Stored data
━━━━━━━━
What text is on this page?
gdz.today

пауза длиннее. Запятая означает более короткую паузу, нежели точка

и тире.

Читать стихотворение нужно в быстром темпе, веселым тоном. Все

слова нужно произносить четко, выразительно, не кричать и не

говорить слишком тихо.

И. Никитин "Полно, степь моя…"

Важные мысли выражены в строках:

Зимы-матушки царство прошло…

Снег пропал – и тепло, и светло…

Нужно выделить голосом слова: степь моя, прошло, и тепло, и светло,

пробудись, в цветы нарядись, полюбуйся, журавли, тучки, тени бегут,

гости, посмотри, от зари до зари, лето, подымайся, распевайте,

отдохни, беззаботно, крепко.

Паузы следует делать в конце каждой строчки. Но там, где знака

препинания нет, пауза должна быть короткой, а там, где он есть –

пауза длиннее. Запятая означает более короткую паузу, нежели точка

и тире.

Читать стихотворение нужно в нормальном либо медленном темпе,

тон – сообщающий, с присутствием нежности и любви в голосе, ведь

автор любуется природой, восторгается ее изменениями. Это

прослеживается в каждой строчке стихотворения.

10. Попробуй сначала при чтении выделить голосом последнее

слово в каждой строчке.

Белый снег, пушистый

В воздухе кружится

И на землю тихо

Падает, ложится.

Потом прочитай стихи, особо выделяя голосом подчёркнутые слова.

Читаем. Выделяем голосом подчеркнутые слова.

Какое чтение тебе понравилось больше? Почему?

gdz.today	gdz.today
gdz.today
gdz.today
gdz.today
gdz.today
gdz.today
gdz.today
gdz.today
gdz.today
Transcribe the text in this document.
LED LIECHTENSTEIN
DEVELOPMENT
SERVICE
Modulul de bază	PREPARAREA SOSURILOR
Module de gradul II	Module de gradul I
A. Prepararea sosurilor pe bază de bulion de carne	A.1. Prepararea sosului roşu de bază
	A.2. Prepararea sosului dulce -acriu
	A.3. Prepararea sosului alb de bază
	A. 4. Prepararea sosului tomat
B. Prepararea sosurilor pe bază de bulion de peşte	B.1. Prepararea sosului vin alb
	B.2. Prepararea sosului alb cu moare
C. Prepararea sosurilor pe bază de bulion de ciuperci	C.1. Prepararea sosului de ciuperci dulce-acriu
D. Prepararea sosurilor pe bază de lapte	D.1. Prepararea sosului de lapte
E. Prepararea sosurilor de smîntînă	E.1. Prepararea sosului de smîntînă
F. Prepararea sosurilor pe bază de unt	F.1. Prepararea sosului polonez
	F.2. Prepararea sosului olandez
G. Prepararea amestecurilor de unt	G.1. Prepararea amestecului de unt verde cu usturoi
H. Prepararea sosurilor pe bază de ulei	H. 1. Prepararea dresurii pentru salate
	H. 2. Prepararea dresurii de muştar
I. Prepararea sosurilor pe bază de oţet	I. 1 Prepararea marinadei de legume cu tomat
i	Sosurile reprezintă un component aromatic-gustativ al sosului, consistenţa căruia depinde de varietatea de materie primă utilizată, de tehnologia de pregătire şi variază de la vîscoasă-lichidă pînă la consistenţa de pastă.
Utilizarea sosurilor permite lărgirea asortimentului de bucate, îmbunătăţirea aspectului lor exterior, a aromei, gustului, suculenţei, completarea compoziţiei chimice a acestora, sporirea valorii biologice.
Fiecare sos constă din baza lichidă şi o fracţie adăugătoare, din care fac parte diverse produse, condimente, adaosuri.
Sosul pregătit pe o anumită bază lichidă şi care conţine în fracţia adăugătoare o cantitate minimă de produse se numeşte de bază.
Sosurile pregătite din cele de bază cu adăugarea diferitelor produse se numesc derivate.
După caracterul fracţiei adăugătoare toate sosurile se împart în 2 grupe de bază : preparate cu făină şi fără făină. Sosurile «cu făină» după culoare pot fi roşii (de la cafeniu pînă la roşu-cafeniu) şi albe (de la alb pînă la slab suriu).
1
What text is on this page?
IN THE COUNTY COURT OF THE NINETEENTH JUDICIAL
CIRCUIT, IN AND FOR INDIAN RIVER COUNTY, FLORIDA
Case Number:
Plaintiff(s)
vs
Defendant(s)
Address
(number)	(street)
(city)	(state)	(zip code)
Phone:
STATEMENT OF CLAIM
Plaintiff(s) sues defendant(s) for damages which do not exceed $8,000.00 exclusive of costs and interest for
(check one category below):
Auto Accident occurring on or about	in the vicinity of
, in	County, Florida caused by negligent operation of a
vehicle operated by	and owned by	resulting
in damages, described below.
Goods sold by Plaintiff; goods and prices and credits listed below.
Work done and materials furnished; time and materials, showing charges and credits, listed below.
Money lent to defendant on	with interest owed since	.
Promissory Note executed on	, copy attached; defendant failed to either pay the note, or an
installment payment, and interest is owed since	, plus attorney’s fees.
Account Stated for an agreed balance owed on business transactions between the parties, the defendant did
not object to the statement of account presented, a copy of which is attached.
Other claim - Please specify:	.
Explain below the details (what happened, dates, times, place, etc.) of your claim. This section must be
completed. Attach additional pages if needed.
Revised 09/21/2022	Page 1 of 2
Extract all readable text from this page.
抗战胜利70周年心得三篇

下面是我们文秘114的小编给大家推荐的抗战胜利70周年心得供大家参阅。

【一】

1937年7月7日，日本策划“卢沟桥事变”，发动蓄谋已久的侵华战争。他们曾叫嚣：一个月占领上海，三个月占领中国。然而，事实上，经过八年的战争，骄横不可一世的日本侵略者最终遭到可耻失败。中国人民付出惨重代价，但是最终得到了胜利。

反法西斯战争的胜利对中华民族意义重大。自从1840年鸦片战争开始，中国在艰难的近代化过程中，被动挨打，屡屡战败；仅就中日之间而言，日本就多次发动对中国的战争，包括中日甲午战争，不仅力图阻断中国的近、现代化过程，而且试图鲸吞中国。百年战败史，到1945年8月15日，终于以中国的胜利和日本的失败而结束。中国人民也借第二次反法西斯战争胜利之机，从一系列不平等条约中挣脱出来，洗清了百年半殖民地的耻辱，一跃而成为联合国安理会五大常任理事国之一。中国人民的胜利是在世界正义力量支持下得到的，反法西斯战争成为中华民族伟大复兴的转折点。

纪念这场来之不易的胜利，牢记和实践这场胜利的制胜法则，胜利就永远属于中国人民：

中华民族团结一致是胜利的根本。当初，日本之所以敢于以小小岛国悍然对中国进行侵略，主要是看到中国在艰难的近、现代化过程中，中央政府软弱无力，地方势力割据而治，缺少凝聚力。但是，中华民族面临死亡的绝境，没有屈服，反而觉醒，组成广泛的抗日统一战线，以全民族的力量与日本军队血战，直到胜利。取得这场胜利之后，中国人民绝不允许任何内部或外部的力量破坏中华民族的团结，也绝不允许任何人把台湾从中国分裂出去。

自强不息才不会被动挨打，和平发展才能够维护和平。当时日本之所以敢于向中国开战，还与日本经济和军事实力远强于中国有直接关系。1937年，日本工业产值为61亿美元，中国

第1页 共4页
━━━━━━━━
▶ **EXERCISE GOAL**
Reproduce the entire listing word for word.

▶ **RESULT FOR THIS EXERCISE**
What text is on this page?
gdz.today

пауза длиннее. Запятая означает более короткую паузу, нежели точка

и тире.

Читать стихотворение нужно в быстром темпе, веселым тоном. Все

слова нужно произносить четко, выразительно, не кричать и не

говорить слишком тихо.

И. Никитин "Полно, степь моя…"

Важные мысли выражены в строках:

Зимы-матушки царство прошло…

Снег пропал – и тепло, и светло…

Нужно выделить голосом слова: степь моя, прошло, и тепло, и светло,

пробудись, в цветы нарядись, полюбуйся, журавли, тучки, тени бегут,

гости, посмотри, от зари до зари, лето, подымайся, распевайте,

отдохни, беззаботно, крепко.

Паузы следует делать в конце каждой строчки. Но там, где знака

препинания нет, пауза должна быть короткой, а там, где он есть –

пауза длиннее. Запятая означает более короткую паузу, нежели точка

и тире.

Читать стихотворение нужно в нормальном либо медленном темпе,

тон – сообщающий, с присутствием нежности и любви в голосе, ведь

автор любуется природой, восторгается ее изменениями. Это

прослеживается в каждой строчке стихотворения.

10. Попробуй сначала при чтении выделить голосом последнее

слово в каждой строчке.

Белый снег, пушистый

В воздухе кружится

И на землю тихо

Падает, ложится.

Потом прочитай стихи, особо выделяя голосом подчёркнутые слова.

Читаем. Выделяем голосом подчеркнутые слова.

Какое чтение тебе понравилось больше? Почему?

gdz.today	gdz.today
gdz.today
gdz.today
gdz.today
gdz.today
gdz.today
gdz.today
gdz.today
gdz.today
Transcribe the text in this document.
LED LIECHTENSTEIN
DEVELOPMENT
SERVICE
Modulul de bază	PREPARAREA SOSURILOR
Module de gradul II	Module de gradul I
A. Prepararea sosurilor pe bază de bulion de carne	A.1. Prepararea sosului roşu de bază
	A.2. Prepararea sosului dulce -acriu
	A.3. Prepararea sosului alb de bază
	A. 4. Prepararea sosului tomat
B. Prepararea sosurilor pe bază de bulion de peşte	B.1. Prepararea sosului vin alb
	B.2. Prepararea sosului alb cu moare
C. Prepararea sosurilor pe bază de bulion de ciuperci	C.1. Prepararea sosului de ciuperci dulce-acriu
D. Prepararea sosurilor pe bază de lapte	D.1. Prepararea sosului de lapte
E. Prepararea sosurilor de smîntînă	E.1. Prepararea sosului de smîntînă
F. Prepararea sosurilor pe bază de unt	F.1. Prepararea sosului polonez
	F.2. Prepararea sosului olandez
G. Prepararea amestecurilor de unt	G.1. Prepararea amestecului de unt verde cu usturoi
H. Prepararea sosurilor pe bază de ulei	H. 1. Prepararea dresurii pentru salate
	H. 2. Prepararea dresurii de muştar
I. Prepararea sosurilor pe bază de oţet	I. 1 Prepararea marinadei de legume cu tomat
i	Sosurile reprezintă un component aromatic-gustativ al sosului, consistenţa căruia depinde de varietatea de materie primă utilizată, de tehnologia de pregătire şi variază de la vîscoasă-lichidă pînă la consistenţa de pastă.
Utilizarea sosurilor permite lărgirea asortimentului de bucate, îmbunătăţirea aspectului lor exterior, a aromei, gustului, suculenţei, completarea compoziţiei chimice a acestora, sporirea valorii biologice.
Fiecare sos constă din baza lichidă şi o fracţie adăugătoare, din care fac parte diverse produse, condimente, adaosuri.
Sosul pregătit pe o anumită bază lichidă şi care conţine în fracţia adăugătoare o cantitate minimă de produse se numeşte de bază.
Sosurile pregătite din cele de bază cu adăugarea diferitelor produse se numesc derivate.
După caracterul fracţiei adăugătoare toate sosurile se împart în 2 grupe de bază : preparate cu făină şi fără făină. Sosurile «cu făină» după culoare pot fi roşii (de la cafeniu pînă la roşu-cafeniu) şi albe (de la alb pînă la slab suriu).
1
What text is on this page?
IN THE COUNTY COURT OF THE NINETEENTH JUDICIAL
CIRCUIT, IN AND FOR INDIAN RIVER COUNTY, FLORIDA
Case Number:
Plaintiff(s)
vs
Defendant(s)
Address
(number)	(street)
(city)	(state)	(zip code)
Phone:
STATEMENT OF CLAIM
Plaintiff(s) sues defendant(s) for damages which do not exceed $8,000.00 exclusive of costs and interest for
(check one category below):
Auto Accident occurring on or about	in the vicinity of
, in	County, Florida caused by negligent operation of a
vehicle operated by	and owned by	resulting
in damages, described below.
Goods sold by Plaintiff; goods and prices and credits listed below.
Work done and materials furnished; time and materials, showing charges and credits, listed below.
Money lent to defendant on	with interest owed since	.
Promissory Note executed on	, copy attached; defendant failed to either pay the note, or an
installment payment, and interest is owed since	, plus attorney’s fees.
Account Stated for an agreed balance owed on business transactions between the parties, the defendant did
not object to the statement of account presented, a copy of which is attached.
Other claim - Please specify:	.
Explain below the details (what happened, dates, times, place, etc.) of your claim. This section must be
completed. Attach additional pages if needed.
Revised 09/21/2022	Page 1 of 2
Extract all readable text from this page.
抗战胜利70周年心得三篇

下面是我们文秘114的小编给大家推荐的抗战胜利70周年心得供大家参阅。

【一】

1937年7月7日，日本策划“卢沟桥事变”，发动蓄谋已久的侵华战争。他们曾叫嚣：一个月占领上海，三个月占领中国。然而，事实上，经过八年的战争，骄横不可一世的日本侵略者最终遭到可耻失败。中国人民付出惨重代价，但是最终得到了胜利。

反法西斯战争的胜利对中华民族意义重大。自从1840年鸦片战争开始，中国在艰难的近代化过程中，被动挨打，屡屡战败；仅就中日之间而言，日本就多次发动对中国的战争，包括中日甲午战争，不仅力图阻断中国的近、现代化过程，而且试图鲸吞中国。百年战败史，到1945年8月15日，终于以中国的胜利和日本的失败而结束。中国人民也借第二次反法西斯战争胜利之机，从一系列不平等条约中挣脱出来，洗清了百年半殖民地的耻辱，一跃而成为联合国安理会五大常任理事国之一。中国人民的胜利是在世界正义力量支持下得到的，反法西斯战争成为中华民族伟大复兴的转折点。

纪念这场来之不易的胜利，牢记和实践这场胜利的制胜法则，胜利就永远属于中国人民：

中华民族团结一致是胜利的根本。当初，日本之所以敢于以小小岛国悍然对中国进行侵略，主要是看到中国在艰难的近、现代化过程中，中央政府软弱无力，地方势力割据而治，缺少凝聚力。但是，中华民族面临死亡的绝境，没有屈服，反而觉醒，组成广泛的抗日统一战线，以全民族的力量与日本军队血战，直到胜利。取得这场胜利之后，中国人民绝不允许任何内部或外部的力量破坏中华民族的团结，也绝不允许任何人把台湾从中国分裂出去。

自强不息才不会被动挨打，和平发展才能够维护和平。当时日本之所以敢于向中国开战，还与日本经济和军事实力远强于中国有直接关系。1937年，日本工业产值为61亿美元，中国

第1页 共4页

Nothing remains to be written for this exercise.